%%

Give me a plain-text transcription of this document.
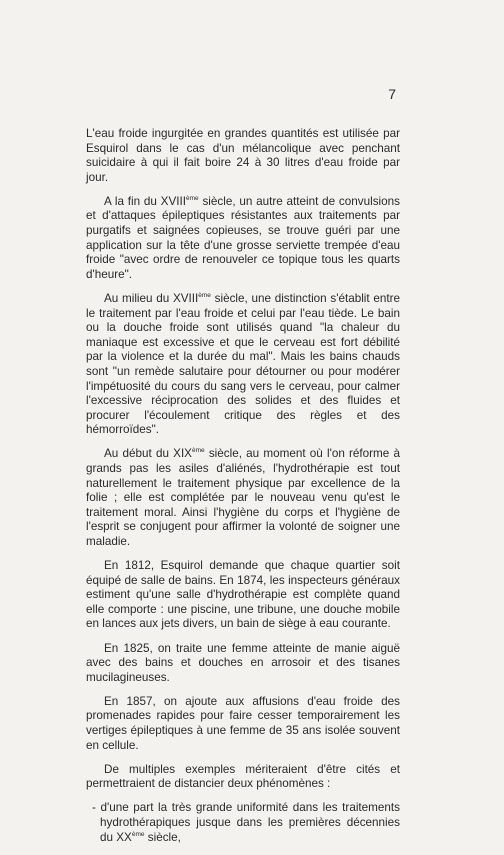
7

L'eau froide ingurgitée en grandes quantités est utilisée par Esquirol dans le cas d'un mélancolique avec penchant suicidaire à qui il fait boire 24 à 30 litres d'eau froide par jour.

A la fin du XVIIIème siècle, un autre atteint de convulsions et d'attaques épileptiques résistantes aux traitements par purgatifs et saignées copieuses, se trouve guéri par une application sur la tête d'une grosse serviette trempée d'eau froide "avec ordre de renouveler ce topique tous les quarts d'heure".

Au milieu du XVIIIème siècle, une distinction s'établit entre le traitement par l'eau froide et celui par l'eau tiède. Le bain ou la douche froide sont utilisés quand "la chaleur du maniaque est excessive et que le cerveau est fort débilité par la violence et la durée du mal". Mais les bains chauds sont "un remède salutaire pour détourner ou pour modérer l'impétuosité du cours du sang vers le cerveau, pour calmer l'excessive réciprocation des solides et des fluides et procurer l'écoulement critique des règles et des hémorroïdes".

Au début du XIXème siècle, au moment où l'on réforme à grands pas les asiles d'aliénés, l'hydrothérapie est tout naturellement le traitement physique par excellence de la folie ; elle est complétée par le nouveau venu qu'est le traitement moral. Ainsi l'hygiène du corps et l'hygiène de l'esprit se conjugent pour affirmer la volonté de soigner une maladie.

En 1812, Esquirol demande que chaque quartier soit équipé de salle de bains. En 1874, les inspecteurs généraux estiment qu'une salle d'hydrothérapie est complète quand elle comporte : une piscine, une tribune, une douche mobile en lances aux jets divers, un bain de siège à eau courante.

En 1825, on traite une femme atteinte de manie aiguë avec des bains et douches en arrosoir et des tisanes mucilagineuses.

En 1857, on ajoute aux affusions d'eau froide des promenades rapides pour faire cesser temporairement les vertiges épileptiques à une femme de 35 ans isolée souvent en cellule.

De multiples exemples mériteraient d'être cités et permettraient de distancier deux phénomènes :

- d'une part la très grande uniformité dans les traitements hydrothérapiques jusque dans les premières décennies du XXème siècle,
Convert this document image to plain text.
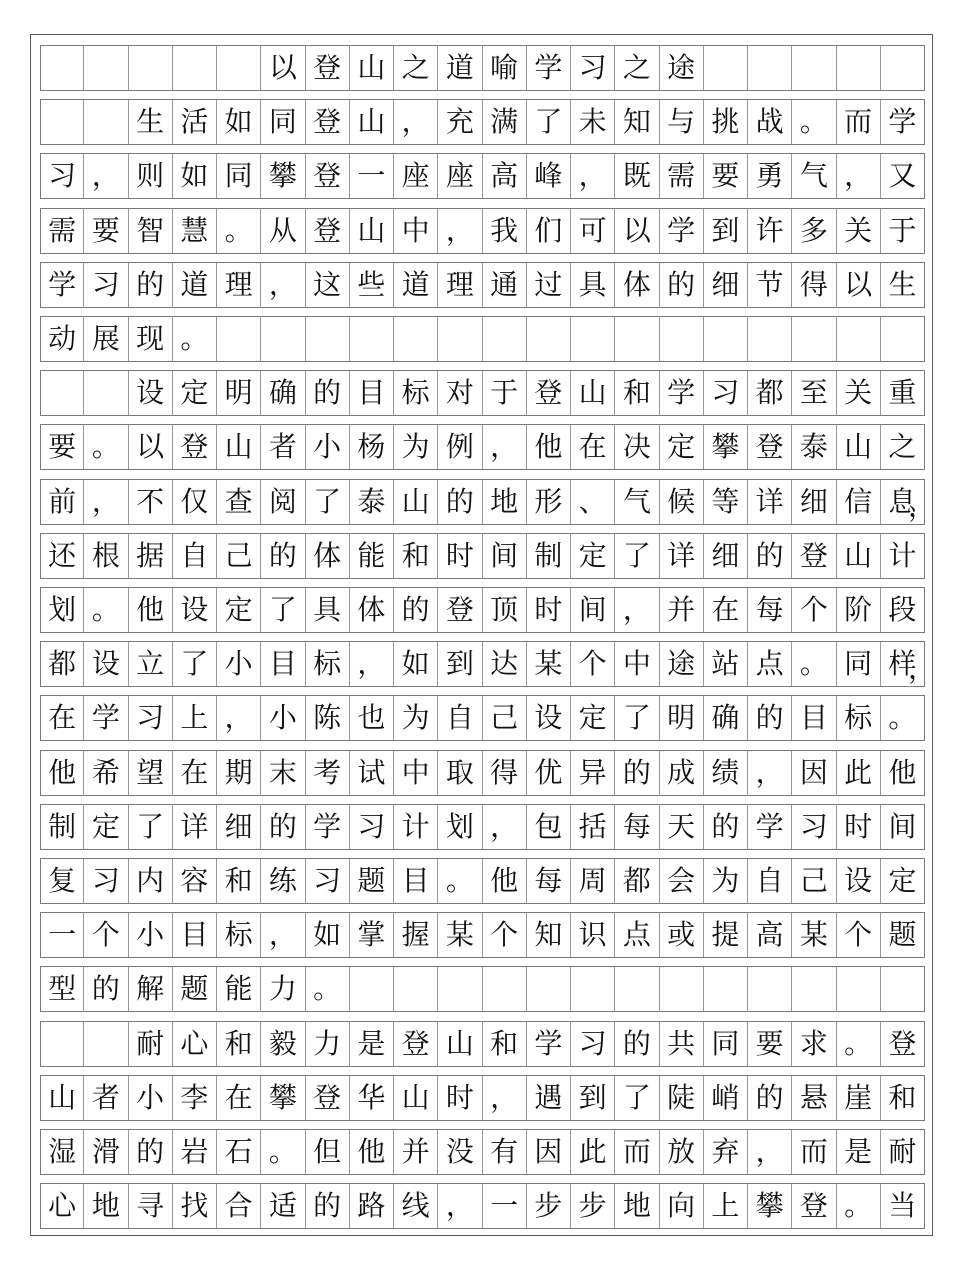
以 登 山 之 道 喻 学 习 之 途
生 活 如 同 登 山 ， 充 满 了 未 知 与 挑 战 。 而 学
习 ， 则 如 同 攀 登 一 座 座 高 峰 ， 既 需 要 勇 气 ， 又
需 要 智 慧 。 从 登 山 中 ， 我 们 可 以 学 到 许 多 关 于
学 习 的 道 理 ， 这 些 道 理 通 过 具 体 的 细 节 得 以 生
动 展 现 。
设 定 明 确 的 目 标 对 于 登 山 和 学 习 都 至 关 重
要 。 以 登 山 者 小 杨 为 例 ， 他 在 决 定 攀 登 泰 山 之
前 ， 不 仅 查 阅 了 泰 山 的 地 形 、 气 候 等 详 细 信 息
还 根 据 自 己 的 体 能 和 时 间 制 定 了 详 细 的 登 山 计
划 。 他 设 定 了 具 体 的 登 顶 时 间 ， 并 在 每 个 阶 段
都 设 立 了 小 目 标 ， 如 到 达 某 个 中 途 站 点 。 同 样
在 学 习 上 ， 小 陈 也 为 自 己 设 定 了 明 确 的 目 标 。
他 希 望 在 期 末 考 试 中 取 得 优 异 的 成 绩 ， 因 此 他
制 定 了 详 细 的 学 习 计 划 ， 包 括 每 天 的 学 习 时 间
复 习 内 容 和 练 习 题 目 。 他 每 周 都 会 为 自 己 设 定
一 个 小 目 标 ， 如 掌 握 某 个 知 识 点 或 提 高 某 个 题
型 的 解 题 能 力 。
耐 心 和 毅 力 是 登 山 和 学 习 的 共 同 要 求 。 登
山 者 小 李 在 攀 登 华 山 时 ， 遇 到 了 陡 峭 的 悬 崖 和
湿 滑 的 岩 石 。 但 他 并 没 有 因 此 而 放 弃 ， 而 是 耐
心 地 寻 找 合 适 的 路 线 ， 一 步 步 地 向 上 攀 登 。 当
，
，
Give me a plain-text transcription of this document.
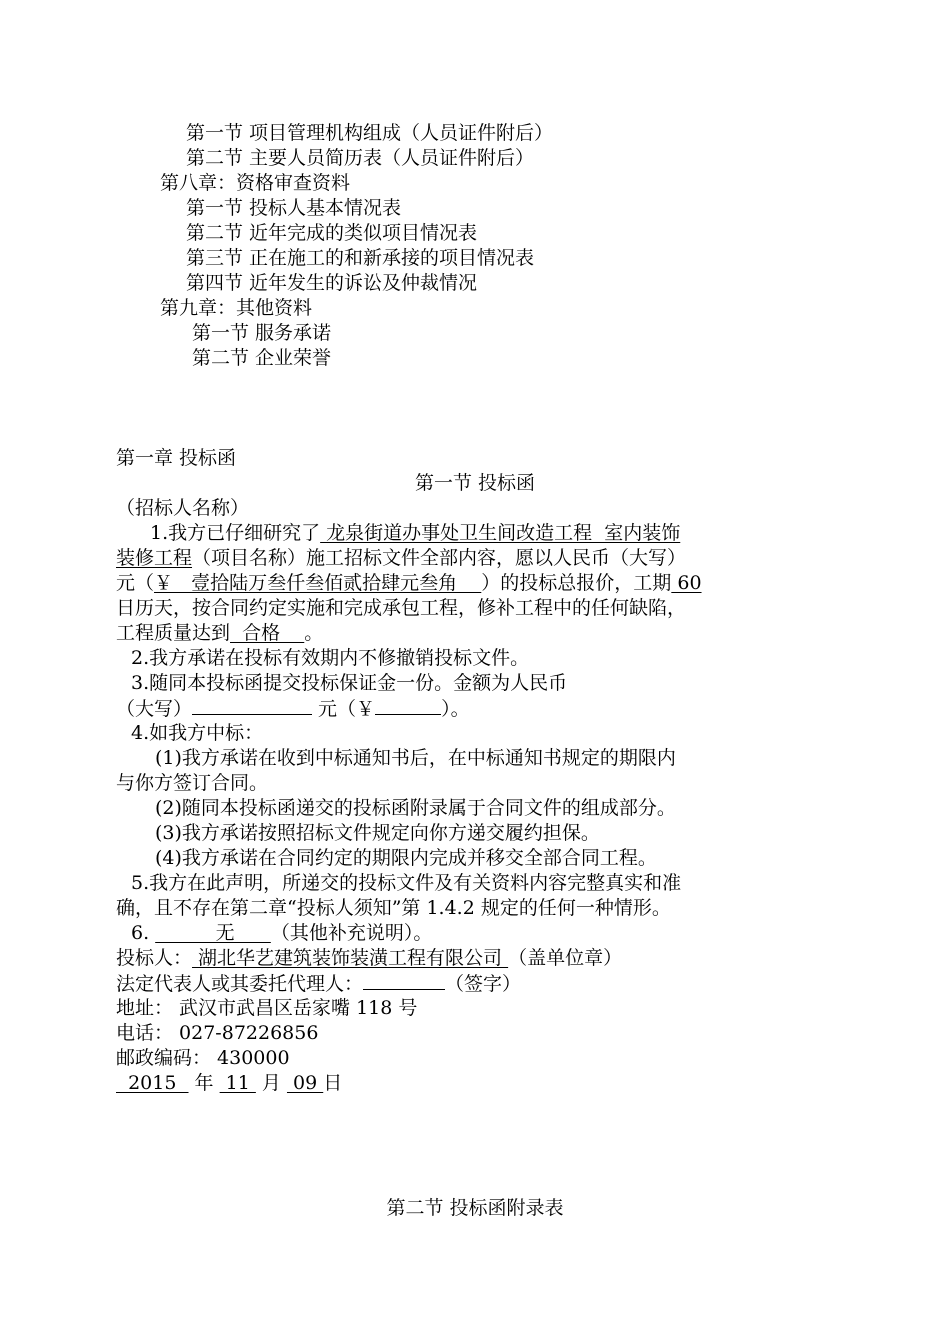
第一节 项目管理机构组成（人员证件附后）
第二节 主要人员简历表（人员证件附后）
第八章：资格审查资料
第一节 投标人基本情况表
第二节 近年完成的类似项目情况表
第三节 正在施工的和新承接的项目情况表
第四节 近年发生的诉讼及仲裁情况
第九章：其他资料
第一节 服务承诺
第二节 企业荣誉
第一章 投标函
第一节 投标函
（招标人名称）
1.我方已仔细研究了 龙泉街道办事处卫生间改造工程  室内装饰
装修工程（项目名称）施工招标文件全部内容，愿以人民币（大写）
元（￥   壹拾陆万叁仟叁佰贰拾肆元叁角    ）的投标总报价，工期 60
日历天，按合同约定实施和完成承包工程，修补工程中的任何缺陷，
工程质量达到  合格    。
2.我方承诺在投标有效期内不修撤销投标文件。
3.随同本投标函提交投标保证金一份。金额为人民币
（大写）	元（￥	）。
4.如我方中标：
(1)我方承诺在收到中标通知书后，在中标通知书规定的期限内
与你方签订合同。
(2)随同本投标函递交的投标函附录属于合同文件的组成部分。
(3)我方承诺按照招标文件规定向你方递交履约担保。
(4)我方承诺在合同约定的期限内完成并移交全部合同工程。
5.我方在此声明，所递交的投标文件及有关资料内容完整真实和准
确，且不存在第二章“投标人须知”第 1.4.2 规定的任何一种情形。
6.           无      （其他补充说明）。
投标人： 湖北华艺建筑装饰装潢工程有限公司 （盖单位章）
法定代表人或其委托代理人：	（签字）
地址： 武汉市武昌区岳家嘴 118 号
电话： 027-87226856
邮政编码： 430000
2015   年  11  月  09 日
第二节 投标函附录表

%%

What is expected:
The records above are to be restated exactly, without their pictures.

Written response:
Give me a plain-text transcription of this document.
7

L'eau froide ingurgitée en grandes quantités est utilisée par Esquirol dans le cas d'un mélancolique avec penchant suicidaire à qui il fait boire 24 à 30 litres d'eau froide par jour.

A la fin du XVIIIème siècle, un autre atteint de convulsions et d'attaques épileptiques résistantes aux traitements par purgatifs et saignées copieuses, se trouve guéri par une application sur la tête d'une grosse serviette trempée d'eau froide "avec ordre de renouveler ce topique tous les quarts d'heure".

Au milieu du XVIIIème siècle, une distinction s'établit entre le traitement par l'eau froide et celui par l'eau tiède. Le bain ou la douche froide sont utilisés quand "la chaleur du maniaque est excessive et que le cerveau est fort débilité par la violence et la durée du mal". Mais les bains chauds sont "un remède salutaire pour détourner ou pour modérer l'impétuosité du cours du sang vers le cerveau, pour calmer l'excessive réciprocation des solides et des fluides et procurer l'écoulement critique des règles et des hémorroïdes".

Au début du XIXème siècle, au moment où l'on réforme à grands pas les asiles d'aliénés, l'hydrothérapie est tout naturellement le traitement physique par excellence de la folie ; elle est complétée par le nouveau venu qu'est le traitement moral. Ainsi l'hygiène du corps et l'hygiène de l'esprit se conjugent pour affirmer la volonté de soigner une maladie.

En 1812, Esquirol demande que chaque quartier soit équipé de salle de bains. En 1874, les inspecteurs généraux estiment qu'une salle d'hydrothérapie est complète quand elle comporte : une piscine, une tribune, une douche mobile en lances aux jets divers, un bain de siège à eau courante.

En 1825, on traite une femme atteinte de manie aiguë avec des bains et douches en arrosoir et des tisanes mucilagineuses.

En 1857, on ajoute aux affusions d'eau froide des promenades rapides pour faire cesser temporairement les vertiges épileptiques à une femme de 35 ans isolée souvent en cellule.

De multiples exemples mériteraient d'être cités et permettraient de distancier deux phénomènes :

- d'une part la très grande uniformité dans les traitements hydrothérapiques jusque dans les premières décennies du XXème siècle,
Convert this document image to plain text.
以 登 山 之 道 喻 学 习 之 途
生 活 如 同 登 山 ， 充 满 了 未 知 与 挑 战 。 而 学
习 ， 则 如 同 攀 登 一 座 座 高 峰 ， 既 需 要 勇 气 ， 又
需 要 智 慧 。 从 登 山 中 ， 我 们 可 以 学 到 许 多 关 于
学 习 的 道 理 ， 这 些 道 理 通 过 具 体 的 细 节 得 以 生
动 展 现 。
设 定 明 确 的 目 标 对 于 登 山 和 学 习 都 至 关 重
要 。 以 登 山 者 小 杨 为 例 ， 他 在 决 定 攀 登 泰 山 之
前 ， 不 仅 查 阅 了 泰 山 的 地 形 、 气 候 等 详 细 信 息
还 根 据 自 己 的 体 能 和 时 间 制 定 了 详 细 的 登 山 计
划 。 他 设 定 了 具 体 的 登 顶 时 间 ， 并 在 每 个 阶 段
都 设 立 了 小 目 标 ， 如 到 达 某 个 中 途 站 点 。 同 样
在 学 习 上 ， 小 陈 也 为 自 己 设 定 了 明 确 的 目 标 。
他 希 望 在 期 末 考 试 中 取 得 优 异 的 成 绩 ， 因 此 他
制 定 了 详 细 的 学 习 计 划 ， 包 括 每 天 的 学 习 时 间
复 习 内 容 和 练 习 题 目 。 他 每 周 都 会 为 自 己 设 定
一 个 小 目 标 ， 如 掌 握 某 个 知 识 点 或 提 高 某 个 题
型 的 解 题 能 力 。
耐 心 和 毅 力 是 登 山 和 学 习 的 共 同 要 求 。 登
山 者 小 李 在 攀 登 华 山 时 ， 遇 到 了 陡 峭 的 悬 崖 和
湿 滑 的 岩 石 。 但 他 并 没 有 因 此 而 放 弃 ， 而 是 耐
心 地 寻 找 合 适 的 路 线 ， 一 步 步 地 向 上 攀 登 。 当
，
，
Give me a plain-text transcription of this document.
第一节 项目管理机构组成（人员证件附后）
第二节 主要人员简历表（人员证件附后）
第八章：资格审查资料
第一节 投标人基本情况表
第二节 近年完成的类似项目情况表
第三节 正在施工的和新承接的项目情况表
第四节 近年发生的诉讼及仲裁情况
第九章：其他资料
第一节 服务承诺
第二节 企业荣誉
第一章 投标函
第一节 投标函
（招标人名称）
1.我方已仔细研究了 龙泉街道办事处卫生间改造工程  室内装饰
装修工程（项目名称）施工招标文件全部内容，愿以人民币（大写）
元（￥   壹拾陆万叁仟叁佰贰拾肆元叁角    ）的投标总报价，工期 60
日历天，按合同约定实施和完成承包工程，修补工程中的任何缺陷，
工程质量达到  合格    。
2.我方承诺在投标有效期内不修撤销投标文件。
3.随同本投标函提交投标保证金一份。金额为人民币
（大写）	元（￥	）。
4.如我方中标：
(1)我方承诺在收到中标通知书后，在中标通知书规定的期限内
与你方签订合同。
(2)随同本投标函递交的投标函附录属于合同文件的组成部分。
(3)我方承诺按照招标文件规定向你方递交履约担保。
(4)我方承诺在合同约定的期限内完成并移交全部合同工程。
5.我方在此声明，所递交的投标文件及有关资料内容完整真实和准
确，且不存在第二章“投标人须知”第 1.4.2 规定的任何一种情形。
6.           无      （其他补充说明）。
投标人： 湖北华艺建筑装饰装潢工程有限公司 （盖单位章）
法定代表人或其委托代理人：	（签字）
地址： 武汉市武昌区岳家嘴 118 号
电话： 027-87226856
邮政编码： 430000
2015   年  11  月  09 日
第二节 投标函附录表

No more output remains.